Problem requirements: Repeat the listing below in full, exactly as it stands.
-- start of Entries supplied --
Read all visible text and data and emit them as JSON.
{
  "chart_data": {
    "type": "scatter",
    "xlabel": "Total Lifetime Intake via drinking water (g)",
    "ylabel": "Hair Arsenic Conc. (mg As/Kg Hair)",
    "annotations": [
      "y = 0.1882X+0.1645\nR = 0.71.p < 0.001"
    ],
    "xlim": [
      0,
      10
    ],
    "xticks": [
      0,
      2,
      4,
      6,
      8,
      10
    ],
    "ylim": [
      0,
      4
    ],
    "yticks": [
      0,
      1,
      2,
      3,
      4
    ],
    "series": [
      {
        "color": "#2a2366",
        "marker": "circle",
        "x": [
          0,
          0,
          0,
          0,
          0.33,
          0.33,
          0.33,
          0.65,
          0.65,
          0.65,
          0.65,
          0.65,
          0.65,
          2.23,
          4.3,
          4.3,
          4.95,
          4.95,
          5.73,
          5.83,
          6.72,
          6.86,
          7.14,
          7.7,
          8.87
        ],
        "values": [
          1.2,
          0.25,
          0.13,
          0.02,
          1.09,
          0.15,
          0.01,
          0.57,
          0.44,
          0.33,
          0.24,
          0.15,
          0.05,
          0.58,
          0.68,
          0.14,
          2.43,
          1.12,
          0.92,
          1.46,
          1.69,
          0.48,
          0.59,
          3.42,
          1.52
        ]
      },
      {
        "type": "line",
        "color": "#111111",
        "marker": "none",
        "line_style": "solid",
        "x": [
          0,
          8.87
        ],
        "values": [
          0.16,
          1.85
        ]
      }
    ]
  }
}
-- end of Entries supplied --
Solution to this exercise:
Read all visible text and data and emit them as JSON.
{
  "chart_data": {
    "type": "scatter",
    "xlabel": "Total Lifetime Intake via drinking water (g)",
    "ylabel": "Hair Arsenic Conc. (mg As/Kg Hair)",
    "annotations": [
      "y = 0.1882X+0.1645\nR = 0.71.p < 0.001"
    ],
    "xlim": [
      0,
      10
    ],
    "xticks": [
      0,
      2,
      4,
      6,
      8,
      10
    ],
    "ylim": [
      0,
      4
    ],
    "yticks": [
      0,
      1,
      2,
      3,
      4
    ],
    "series": [
      {
        "color": "#2a2366",
        "marker": "circle",
        "x": [
          0,
          0,
          0,
          0,
          0.33,
          0.33,
          0.33,
          0.65,
          0.65,
          0.65,
          0.65,
          0.65,
          0.65,
          2.23,
          4.3,
          4.3,
          4.95,
          4.95,
          5.73,
          5.83,
          6.72,
          6.86,
          7.14,
          7.7,
          8.87
        ],
        "values": [
          1.2,
          0.25,
          0.13,
          0.02,
          1.09,
          0.15,
          0.01,
          0.57,
          0.44,
          0.33,
          0.24,
          0.15,
          0.05,
          0.58,
          0.68,
          0.14,
          2.43,
          1.12,
          0.92,
          1.46,
          1.69,
          0.48,
          0.59,
          3.42,
          1.52
        ]
      },
      {
        "type": "line",
        "color": "#111111",
        "marker": "none",
        "line_style": "solid",
        "x": [
          0,
          8.87
        ],
        "values": [
          0.16,
          1.85
        ]
      }
    ]
  }
}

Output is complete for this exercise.